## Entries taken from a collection
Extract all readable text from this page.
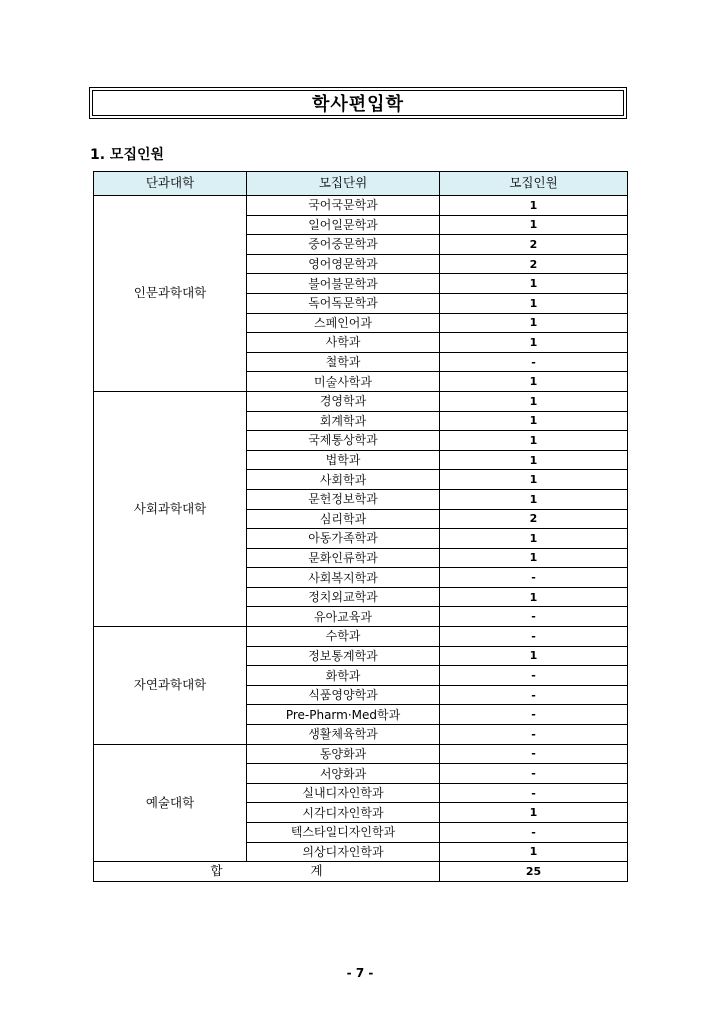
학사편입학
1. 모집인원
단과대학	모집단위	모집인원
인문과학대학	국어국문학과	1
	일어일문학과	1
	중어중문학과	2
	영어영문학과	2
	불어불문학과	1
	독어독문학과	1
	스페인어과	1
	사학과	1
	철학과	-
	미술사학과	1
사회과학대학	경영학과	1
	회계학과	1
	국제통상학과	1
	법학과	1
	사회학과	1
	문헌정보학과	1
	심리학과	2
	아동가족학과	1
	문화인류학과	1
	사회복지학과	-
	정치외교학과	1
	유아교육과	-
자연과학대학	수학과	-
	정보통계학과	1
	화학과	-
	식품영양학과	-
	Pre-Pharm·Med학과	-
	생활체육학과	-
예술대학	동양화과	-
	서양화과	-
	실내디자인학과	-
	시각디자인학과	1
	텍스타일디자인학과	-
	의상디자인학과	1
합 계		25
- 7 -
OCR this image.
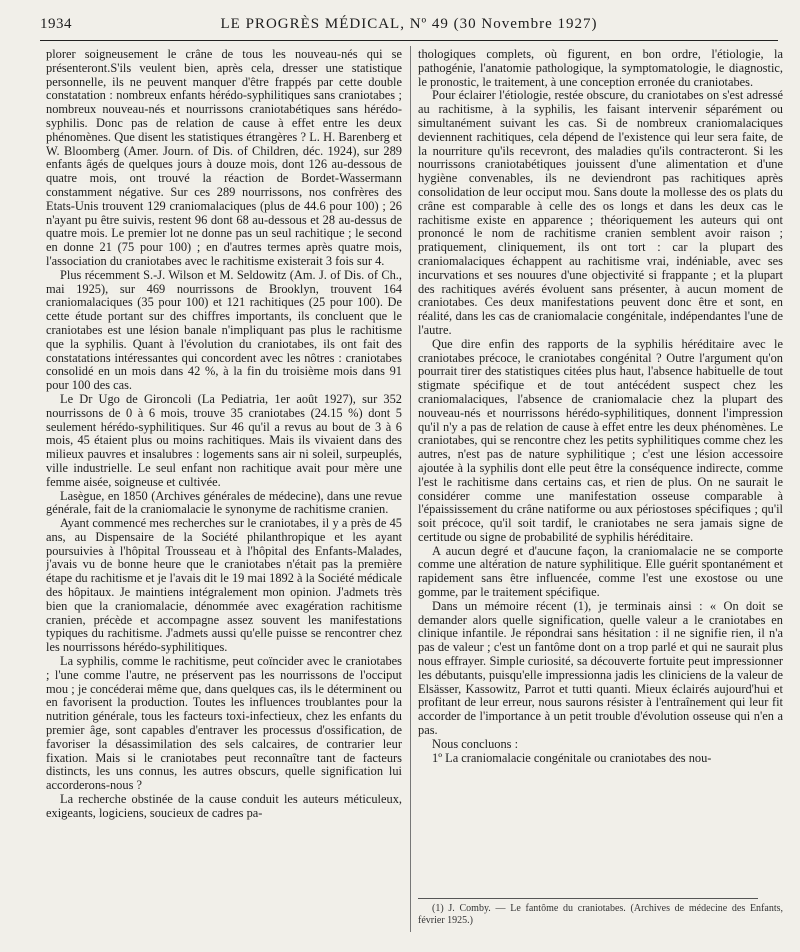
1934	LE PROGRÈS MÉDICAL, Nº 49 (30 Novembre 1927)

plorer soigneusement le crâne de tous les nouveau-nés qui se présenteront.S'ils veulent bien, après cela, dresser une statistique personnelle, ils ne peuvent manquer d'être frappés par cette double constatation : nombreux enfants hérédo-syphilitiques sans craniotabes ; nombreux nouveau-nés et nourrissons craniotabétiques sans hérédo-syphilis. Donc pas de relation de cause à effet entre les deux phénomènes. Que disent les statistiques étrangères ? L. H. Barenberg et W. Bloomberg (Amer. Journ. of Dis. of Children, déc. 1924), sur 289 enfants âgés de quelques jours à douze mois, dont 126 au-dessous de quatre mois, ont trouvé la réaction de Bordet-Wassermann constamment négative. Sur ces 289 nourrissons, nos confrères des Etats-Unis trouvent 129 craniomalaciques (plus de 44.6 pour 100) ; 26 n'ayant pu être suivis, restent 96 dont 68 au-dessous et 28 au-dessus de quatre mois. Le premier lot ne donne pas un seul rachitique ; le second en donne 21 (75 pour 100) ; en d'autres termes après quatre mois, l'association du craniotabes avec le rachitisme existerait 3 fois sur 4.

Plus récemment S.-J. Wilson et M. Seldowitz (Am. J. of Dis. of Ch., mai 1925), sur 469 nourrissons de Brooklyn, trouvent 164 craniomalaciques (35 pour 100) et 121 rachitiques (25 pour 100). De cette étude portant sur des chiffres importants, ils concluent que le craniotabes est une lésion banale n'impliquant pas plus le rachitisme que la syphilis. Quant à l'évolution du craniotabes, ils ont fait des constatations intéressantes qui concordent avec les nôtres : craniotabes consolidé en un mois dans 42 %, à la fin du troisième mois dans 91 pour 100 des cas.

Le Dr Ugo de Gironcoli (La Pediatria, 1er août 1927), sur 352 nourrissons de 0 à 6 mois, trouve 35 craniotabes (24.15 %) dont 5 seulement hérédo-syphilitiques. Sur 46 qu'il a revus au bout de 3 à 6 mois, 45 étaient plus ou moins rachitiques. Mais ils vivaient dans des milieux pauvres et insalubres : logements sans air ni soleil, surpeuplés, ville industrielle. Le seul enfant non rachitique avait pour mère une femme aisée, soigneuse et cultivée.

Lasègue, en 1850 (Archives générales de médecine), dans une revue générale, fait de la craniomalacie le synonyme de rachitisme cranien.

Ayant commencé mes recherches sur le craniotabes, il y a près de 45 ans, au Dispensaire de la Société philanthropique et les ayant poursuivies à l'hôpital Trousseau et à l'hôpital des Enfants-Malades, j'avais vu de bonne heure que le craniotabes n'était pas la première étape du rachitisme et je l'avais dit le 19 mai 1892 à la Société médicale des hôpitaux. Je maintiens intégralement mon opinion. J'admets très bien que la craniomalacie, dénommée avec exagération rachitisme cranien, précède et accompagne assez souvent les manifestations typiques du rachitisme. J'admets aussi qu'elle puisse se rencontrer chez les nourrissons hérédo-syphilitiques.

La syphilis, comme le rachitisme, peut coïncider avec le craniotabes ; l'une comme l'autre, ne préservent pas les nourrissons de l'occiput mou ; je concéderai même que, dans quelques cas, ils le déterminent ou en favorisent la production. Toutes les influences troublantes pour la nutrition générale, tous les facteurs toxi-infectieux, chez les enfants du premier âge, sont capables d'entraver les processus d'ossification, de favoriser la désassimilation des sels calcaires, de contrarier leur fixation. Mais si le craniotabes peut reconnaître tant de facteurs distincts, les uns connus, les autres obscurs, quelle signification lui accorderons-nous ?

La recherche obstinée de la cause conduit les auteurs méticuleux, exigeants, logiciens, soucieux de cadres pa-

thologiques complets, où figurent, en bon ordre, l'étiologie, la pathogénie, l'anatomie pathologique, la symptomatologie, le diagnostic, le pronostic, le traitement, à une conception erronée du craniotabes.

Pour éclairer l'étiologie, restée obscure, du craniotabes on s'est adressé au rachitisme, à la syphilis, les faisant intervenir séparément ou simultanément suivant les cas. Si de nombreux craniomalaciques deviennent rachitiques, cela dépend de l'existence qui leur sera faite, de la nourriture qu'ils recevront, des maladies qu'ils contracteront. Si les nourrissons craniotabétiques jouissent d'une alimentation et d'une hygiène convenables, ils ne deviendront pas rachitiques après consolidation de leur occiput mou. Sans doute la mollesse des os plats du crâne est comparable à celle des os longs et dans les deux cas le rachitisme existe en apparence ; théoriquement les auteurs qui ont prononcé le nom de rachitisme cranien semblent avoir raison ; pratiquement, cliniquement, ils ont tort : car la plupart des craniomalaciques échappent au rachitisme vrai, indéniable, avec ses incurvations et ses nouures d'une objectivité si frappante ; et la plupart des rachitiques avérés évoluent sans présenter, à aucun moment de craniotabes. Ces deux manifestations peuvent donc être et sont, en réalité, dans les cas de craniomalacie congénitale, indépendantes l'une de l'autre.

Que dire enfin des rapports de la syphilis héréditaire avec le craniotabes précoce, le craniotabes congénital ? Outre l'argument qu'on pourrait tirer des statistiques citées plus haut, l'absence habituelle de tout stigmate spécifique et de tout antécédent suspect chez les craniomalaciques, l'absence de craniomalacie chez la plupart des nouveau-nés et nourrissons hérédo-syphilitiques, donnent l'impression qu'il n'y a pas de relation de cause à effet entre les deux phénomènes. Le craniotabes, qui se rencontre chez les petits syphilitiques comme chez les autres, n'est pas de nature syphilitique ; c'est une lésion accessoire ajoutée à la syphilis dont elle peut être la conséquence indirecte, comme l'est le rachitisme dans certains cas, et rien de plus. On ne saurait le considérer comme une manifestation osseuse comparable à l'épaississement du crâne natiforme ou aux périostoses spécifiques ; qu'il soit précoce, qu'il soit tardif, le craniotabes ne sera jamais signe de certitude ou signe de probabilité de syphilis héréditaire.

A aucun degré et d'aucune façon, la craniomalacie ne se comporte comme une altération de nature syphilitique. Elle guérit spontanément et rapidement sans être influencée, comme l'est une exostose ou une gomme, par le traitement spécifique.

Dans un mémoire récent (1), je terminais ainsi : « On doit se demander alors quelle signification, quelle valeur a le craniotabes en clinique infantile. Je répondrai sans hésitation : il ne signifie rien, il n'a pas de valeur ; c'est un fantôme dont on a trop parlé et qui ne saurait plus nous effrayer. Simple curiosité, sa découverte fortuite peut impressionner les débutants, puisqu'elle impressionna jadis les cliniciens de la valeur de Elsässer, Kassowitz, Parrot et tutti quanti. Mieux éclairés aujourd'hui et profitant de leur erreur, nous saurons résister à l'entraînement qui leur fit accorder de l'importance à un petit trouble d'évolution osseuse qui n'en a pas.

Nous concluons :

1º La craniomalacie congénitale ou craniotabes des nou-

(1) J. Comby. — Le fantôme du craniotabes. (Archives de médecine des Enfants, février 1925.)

* * *

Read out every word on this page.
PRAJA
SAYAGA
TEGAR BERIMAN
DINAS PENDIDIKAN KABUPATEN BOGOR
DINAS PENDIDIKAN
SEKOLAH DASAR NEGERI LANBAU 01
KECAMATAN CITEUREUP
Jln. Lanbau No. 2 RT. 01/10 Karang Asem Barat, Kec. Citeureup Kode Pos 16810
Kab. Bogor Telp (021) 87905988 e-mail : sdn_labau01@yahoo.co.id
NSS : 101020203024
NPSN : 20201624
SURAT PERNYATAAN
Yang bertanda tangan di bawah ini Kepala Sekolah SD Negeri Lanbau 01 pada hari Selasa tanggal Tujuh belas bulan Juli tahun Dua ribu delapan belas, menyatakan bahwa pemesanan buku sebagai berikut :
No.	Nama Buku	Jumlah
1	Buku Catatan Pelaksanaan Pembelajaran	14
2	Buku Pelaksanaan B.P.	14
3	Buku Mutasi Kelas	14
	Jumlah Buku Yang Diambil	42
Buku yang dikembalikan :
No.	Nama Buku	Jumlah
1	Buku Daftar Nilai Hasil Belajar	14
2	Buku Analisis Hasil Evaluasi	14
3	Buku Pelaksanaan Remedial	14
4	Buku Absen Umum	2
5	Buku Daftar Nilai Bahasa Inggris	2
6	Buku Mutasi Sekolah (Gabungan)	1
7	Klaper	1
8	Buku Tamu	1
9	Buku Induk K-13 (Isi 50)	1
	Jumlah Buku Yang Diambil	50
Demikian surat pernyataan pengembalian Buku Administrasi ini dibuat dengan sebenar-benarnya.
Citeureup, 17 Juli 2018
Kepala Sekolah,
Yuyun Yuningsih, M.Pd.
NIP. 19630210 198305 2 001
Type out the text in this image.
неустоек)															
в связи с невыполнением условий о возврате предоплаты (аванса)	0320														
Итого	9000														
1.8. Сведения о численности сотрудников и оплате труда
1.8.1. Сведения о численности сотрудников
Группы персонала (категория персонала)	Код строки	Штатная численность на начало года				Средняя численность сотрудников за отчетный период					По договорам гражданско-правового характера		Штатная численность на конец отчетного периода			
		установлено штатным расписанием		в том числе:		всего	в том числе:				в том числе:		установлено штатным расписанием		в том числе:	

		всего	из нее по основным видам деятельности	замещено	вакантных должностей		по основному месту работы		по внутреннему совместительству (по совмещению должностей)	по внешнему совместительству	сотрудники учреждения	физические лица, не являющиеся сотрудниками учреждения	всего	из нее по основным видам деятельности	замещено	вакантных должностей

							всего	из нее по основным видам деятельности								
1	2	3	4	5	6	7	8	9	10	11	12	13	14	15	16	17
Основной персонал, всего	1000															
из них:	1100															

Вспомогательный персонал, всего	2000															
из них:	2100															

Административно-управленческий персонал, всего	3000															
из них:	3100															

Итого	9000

## Direction
Check every line of the data above for the string "Juli", and copy those that have it.

## Task response
Yang bertanda tangan di bawah ini Kepala Sekolah SD Negeri Lanbau 01 pada hari Selasa tanggal Tujuh belas bulan Juli tahun Dua ribu delapan belas, menyatakan bahwa pemesanan buku sebagai berikut :
Citeureup, 17 Juli 2018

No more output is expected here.